BRIEF: The listing below is to be output in its exact form.

Figure contents as structured data

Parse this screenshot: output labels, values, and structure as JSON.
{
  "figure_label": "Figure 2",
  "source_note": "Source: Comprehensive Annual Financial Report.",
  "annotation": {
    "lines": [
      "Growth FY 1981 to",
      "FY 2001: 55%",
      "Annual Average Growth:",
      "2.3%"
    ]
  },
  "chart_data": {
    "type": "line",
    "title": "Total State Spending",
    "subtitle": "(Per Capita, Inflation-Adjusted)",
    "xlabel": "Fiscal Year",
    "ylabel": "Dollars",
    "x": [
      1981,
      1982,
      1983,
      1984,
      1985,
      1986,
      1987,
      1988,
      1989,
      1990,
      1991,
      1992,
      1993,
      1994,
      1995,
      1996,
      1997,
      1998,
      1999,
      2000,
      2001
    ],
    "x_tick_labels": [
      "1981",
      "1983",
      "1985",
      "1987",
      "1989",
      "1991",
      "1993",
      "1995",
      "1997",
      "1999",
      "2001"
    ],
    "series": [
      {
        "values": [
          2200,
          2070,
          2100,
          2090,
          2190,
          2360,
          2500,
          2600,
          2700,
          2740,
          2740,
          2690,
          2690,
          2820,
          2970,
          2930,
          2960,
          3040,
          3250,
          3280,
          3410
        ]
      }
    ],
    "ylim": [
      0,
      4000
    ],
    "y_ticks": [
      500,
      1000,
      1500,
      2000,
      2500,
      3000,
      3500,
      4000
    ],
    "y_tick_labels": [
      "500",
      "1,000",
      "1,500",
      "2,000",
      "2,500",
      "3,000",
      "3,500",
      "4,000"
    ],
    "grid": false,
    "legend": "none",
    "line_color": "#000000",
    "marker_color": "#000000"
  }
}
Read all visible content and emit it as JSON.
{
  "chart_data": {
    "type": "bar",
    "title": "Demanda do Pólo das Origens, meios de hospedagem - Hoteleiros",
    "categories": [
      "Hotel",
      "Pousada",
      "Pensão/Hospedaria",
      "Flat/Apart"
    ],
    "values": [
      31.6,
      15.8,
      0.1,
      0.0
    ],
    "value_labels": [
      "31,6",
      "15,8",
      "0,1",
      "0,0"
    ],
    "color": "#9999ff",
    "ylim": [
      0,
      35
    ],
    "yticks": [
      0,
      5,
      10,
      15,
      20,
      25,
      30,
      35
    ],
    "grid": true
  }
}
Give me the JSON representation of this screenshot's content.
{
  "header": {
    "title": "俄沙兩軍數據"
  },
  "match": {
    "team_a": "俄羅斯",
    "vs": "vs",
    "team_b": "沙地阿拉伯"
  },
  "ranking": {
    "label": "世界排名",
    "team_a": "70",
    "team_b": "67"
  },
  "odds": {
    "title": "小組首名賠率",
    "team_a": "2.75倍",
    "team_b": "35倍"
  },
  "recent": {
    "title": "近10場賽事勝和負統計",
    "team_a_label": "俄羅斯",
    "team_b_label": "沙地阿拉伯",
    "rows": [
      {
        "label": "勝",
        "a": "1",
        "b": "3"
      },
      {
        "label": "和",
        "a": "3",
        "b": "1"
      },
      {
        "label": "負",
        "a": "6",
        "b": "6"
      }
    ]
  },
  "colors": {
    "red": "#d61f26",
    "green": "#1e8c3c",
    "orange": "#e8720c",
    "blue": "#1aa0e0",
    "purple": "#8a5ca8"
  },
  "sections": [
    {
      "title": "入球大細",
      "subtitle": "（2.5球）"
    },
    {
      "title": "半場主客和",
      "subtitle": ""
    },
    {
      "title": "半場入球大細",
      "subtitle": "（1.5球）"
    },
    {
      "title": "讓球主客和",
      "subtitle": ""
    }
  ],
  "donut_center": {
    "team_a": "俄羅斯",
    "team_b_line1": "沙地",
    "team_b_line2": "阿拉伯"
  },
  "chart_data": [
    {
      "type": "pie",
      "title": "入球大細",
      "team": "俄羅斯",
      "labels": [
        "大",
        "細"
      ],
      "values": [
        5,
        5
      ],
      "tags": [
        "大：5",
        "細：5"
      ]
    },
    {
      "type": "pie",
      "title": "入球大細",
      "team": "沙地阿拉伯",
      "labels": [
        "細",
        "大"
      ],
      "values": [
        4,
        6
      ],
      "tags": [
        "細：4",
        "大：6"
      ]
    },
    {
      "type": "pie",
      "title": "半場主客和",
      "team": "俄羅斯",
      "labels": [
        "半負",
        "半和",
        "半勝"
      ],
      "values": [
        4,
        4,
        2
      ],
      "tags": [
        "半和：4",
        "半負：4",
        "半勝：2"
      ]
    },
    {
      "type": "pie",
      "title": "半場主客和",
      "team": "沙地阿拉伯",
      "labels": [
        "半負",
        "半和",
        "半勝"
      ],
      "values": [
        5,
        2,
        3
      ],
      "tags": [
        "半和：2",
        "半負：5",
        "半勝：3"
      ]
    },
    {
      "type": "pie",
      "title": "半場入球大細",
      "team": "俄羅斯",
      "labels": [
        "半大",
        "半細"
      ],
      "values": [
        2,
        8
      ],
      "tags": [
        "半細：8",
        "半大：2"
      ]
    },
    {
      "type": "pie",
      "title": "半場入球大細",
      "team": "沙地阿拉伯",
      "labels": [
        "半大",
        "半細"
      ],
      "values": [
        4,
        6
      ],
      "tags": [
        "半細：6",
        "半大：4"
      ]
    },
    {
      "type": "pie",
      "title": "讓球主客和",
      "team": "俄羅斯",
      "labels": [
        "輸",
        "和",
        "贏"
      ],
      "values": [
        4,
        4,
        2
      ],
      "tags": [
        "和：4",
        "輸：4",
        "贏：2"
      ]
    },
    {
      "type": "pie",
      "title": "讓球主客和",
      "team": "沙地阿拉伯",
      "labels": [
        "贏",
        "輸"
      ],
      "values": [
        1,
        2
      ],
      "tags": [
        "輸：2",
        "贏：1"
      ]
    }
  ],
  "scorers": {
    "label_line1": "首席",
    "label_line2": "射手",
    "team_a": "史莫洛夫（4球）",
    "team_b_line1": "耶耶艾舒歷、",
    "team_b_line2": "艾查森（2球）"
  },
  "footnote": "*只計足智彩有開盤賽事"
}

EXERCISE OUTPUT:
Parse this screenshot: output labels, values, and structure as JSON.
{
  "figure_label": "Figure 2",
  "source_note": "Source: Comprehensive Annual Financial Report.",
  "annotation": {
    "lines": [
      "Growth FY 1981 to",
      "FY 2001: 55%",
      "Annual Average Growth:",
      "2.3%"
    ]
  },
  "chart_data": {
    "type": "line",
    "title": "Total State Spending",
    "subtitle": "(Per Capita, Inflation-Adjusted)",
    "xlabel": "Fiscal Year",
    "ylabel": "Dollars",
    "x": [
      1981,
      1982,
      1983,
      1984,
      1985,
      1986,
      1987,
      1988,
      1989,
      1990,
      1991,
      1992,
      1993,
      1994,
      1995,
      1996,
      1997,
      1998,
      1999,
      2000,
      2001
    ],
    "x_tick_labels": [
      "1981",
      "1983",
      "1985",
      "1987",
      "1989",
      "1991",
      "1993",
      "1995",
      "1997",
      "1999",
      "2001"
    ],
    "series": [
      {
        "values": [
          2200,
          2070,
          2100,
          2090,
          2190,
          2360,
          2500,
          2600,
          2700,
          2740,
          2740,
          2690,
          2690,
          2820,
          2970,
          2930,
          2960,
          3040,
          3250,
          3280,
          3410
        ]
      }
    ],
    "ylim": [
      0,
      4000
    ],
    "y_ticks": [
      500,
      1000,
      1500,
      2000,
      2500,
      3000,
      3500,
      4000
    ],
    "y_tick_labels": [
      "500",
      "1,000",
      "1,500",
      "2,000",
      "2,500",
      "3,000",
      "3,500",
      "4,000"
    ],
    "grid": false,
    "legend": "none",
    "line_color": "#000000",
    "marker_color": "#000000"
  }
}
Read all visible content and emit it as JSON.
{
  "chart_data": {
    "type": "bar",
    "title": "Demanda do Pólo das Origens, meios de hospedagem - Hoteleiros",
    "categories": [
      "Hotel",
      "Pousada",
      "Pensão/Hospedaria",
      "Flat/Apart"
    ],
    "values": [
      31.6,
      15.8,
      0.1,
      0.0
    ],
    "value_labels": [
      "31,6",
      "15,8",
      "0,1",
      "0,0"
    ],
    "color": "#9999ff",
    "ylim": [
      0,
      35
    ],
    "yticks": [
      0,
      5,
      10,
      15,
      20,
      25,
      30,
      35
    ],
    "grid": true
  }
}
Give me the JSON representation of this screenshot's content.
{
  "header": {
    "title": "俄沙兩軍數據"
  },
  "match": {
    "team_a": "俄羅斯",
    "vs": "vs",
    "team_b": "沙地阿拉伯"
  },
  "ranking": {
    "label": "世界排名",
    "team_a": "70",
    "team_b": "67"
  },
  "odds": {
    "title": "小組首名賠率",
    "team_a": "2.75倍",
    "team_b": "35倍"
  },
  "recent": {
    "title": "近10場賽事勝和負統計",
    "team_a_label": "俄羅斯",
    "team_b_label": "沙地阿拉伯",
    "rows": [
      {
        "label": "勝",
        "a": "1",
        "b": "3"
      },
      {
        "label": "和",
        "a": "3",
        "b": "1"
      },
      {
        "label": "負",
        "a": "6",
        "b": "6"
      }
    ]
  },
  "colors": {
    "red": "#d61f26",
    "green": "#1e8c3c",
    "orange": "#e8720c",
    "blue": "#1aa0e0",
    "purple": "#8a5ca8"
  },
  "sections": [
    {
      "title": "入球大細",
      "subtitle": "（2.5球）"
    },
    {
      "title": "半場主客和",
      "subtitle": ""
    },
    {
      "title": "半場入球大細",
      "subtitle": "（1.5球）"
    },
    {
      "title": "讓球主客和",
      "subtitle": ""
    }
  ],
  "donut_center": {
    "team_a": "俄羅斯",
    "team_b_line1": "沙地",
    "team_b_line2": "阿拉伯"
  },
  "chart_data": [
    {
      "type": "pie",
      "title": "入球大細",
      "team": "俄羅斯",
      "labels": [
        "大",
        "細"
      ],
      "values": [
        5,
        5
      ],
      "tags": [
        "大：5",
        "細：5"
      ]
    },
    {
      "type": "pie",
      "title": "入球大細",
      "team": "沙地阿拉伯",
      "labels": [
        "細",
        "大"
      ],
      "values": [
        4,
        6
      ],
      "tags": [
        "細：4",
        "大：6"
      ]
    },
    {
      "type": "pie",
      "title": "半場主客和",
      "team": "俄羅斯",
      "labels": [
        "半負",
        "半和",
        "半勝"
      ],
      "values": [
        4,
        4,
        2
      ],
      "tags": [
        "半和：4",
        "半負：4",
        "半勝：2"
      ]
    },
    {
      "type": "pie",
      "title": "半場主客和",
      "team": "沙地阿拉伯",
      "labels": [
        "半負",
        "半和",
        "半勝"
      ],
      "values": [
        5,
        2,
        3
      ],
      "tags": [
        "半和：2",
        "半負：5",
        "半勝：3"
      ]
    },
    {
      "type": "pie",
      "title": "半場入球大細",
      "team": "俄羅斯",
      "labels": [
        "半大",
        "半細"
      ],
      "values": [
        2,
        8
      ],
      "tags": [
        "半細：8",
        "半大：2"
      ]
    },
    {
      "type": "pie",
      "title": "半場入球大細",
      "team": "沙地阿拉伯",
      "labels": [
        "半大",
        "半細"
      ],
      "values": [
        4,
        6
      ],
      "tags": [
        "半細：6",
        "半大：4"
      ]
    },
    {
      "type": "pie",
      "title": "讓球主客和",
      "team": "俄羅斯",
      "labels": [
        "輸",
        "和",
        "贏"
      ],
      "values": [
        4,
        4,
        2
      ],
      "tags": [
        "和：4",
        "輸：4",
        "贏：2"
      ]
    },
    {
      "type": "pie",
      "title": "讓球主客和",
      "team": "沙地阿拉伯",
      "labels": [
        "贏",
        "輸"
      ],
      "values": [
        1,
        2
      ],
      "tags": [
        "輸：2",
        "贏：1"
      ]
    }
  ],
  "scorers": {
    "label_line1": "首席",
    "label_line2": "射手",
    "team_a": "史莫洛夫（4球）",
    "team_b_line1": "耶耶艾舒歷、",
    "team_b_line2": "艾查森（2球）"
  },
  "footnote": "*只計足智彩有開盤賽事"
}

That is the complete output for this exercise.